-- START STORED DATA --

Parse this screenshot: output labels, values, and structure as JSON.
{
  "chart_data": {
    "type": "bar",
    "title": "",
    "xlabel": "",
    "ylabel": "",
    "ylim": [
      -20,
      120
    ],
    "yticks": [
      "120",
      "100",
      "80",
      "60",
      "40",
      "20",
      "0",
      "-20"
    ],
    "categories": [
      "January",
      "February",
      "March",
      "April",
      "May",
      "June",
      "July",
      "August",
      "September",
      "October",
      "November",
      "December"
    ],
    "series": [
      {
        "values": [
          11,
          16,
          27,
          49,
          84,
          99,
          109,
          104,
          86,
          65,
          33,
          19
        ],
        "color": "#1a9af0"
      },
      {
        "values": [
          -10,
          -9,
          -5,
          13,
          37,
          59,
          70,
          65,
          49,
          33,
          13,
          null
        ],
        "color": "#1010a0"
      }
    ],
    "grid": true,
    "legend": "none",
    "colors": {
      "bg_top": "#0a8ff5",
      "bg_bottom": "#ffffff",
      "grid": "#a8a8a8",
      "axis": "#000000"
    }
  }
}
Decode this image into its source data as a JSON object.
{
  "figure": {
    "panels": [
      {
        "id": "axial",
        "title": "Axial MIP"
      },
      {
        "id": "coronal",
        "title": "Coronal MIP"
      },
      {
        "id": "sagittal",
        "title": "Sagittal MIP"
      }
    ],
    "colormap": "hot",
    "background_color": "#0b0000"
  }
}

-- END STORED DATA --

▶ OBJECTIVE
Reproduce every line from the entries that holds the word "title".

▶ RESPONSE TO THIS TASK
    "title": "",
        "title": "Axial MIP"
        "title": "Coronal MIP"
        "title": "Sagittal MIP"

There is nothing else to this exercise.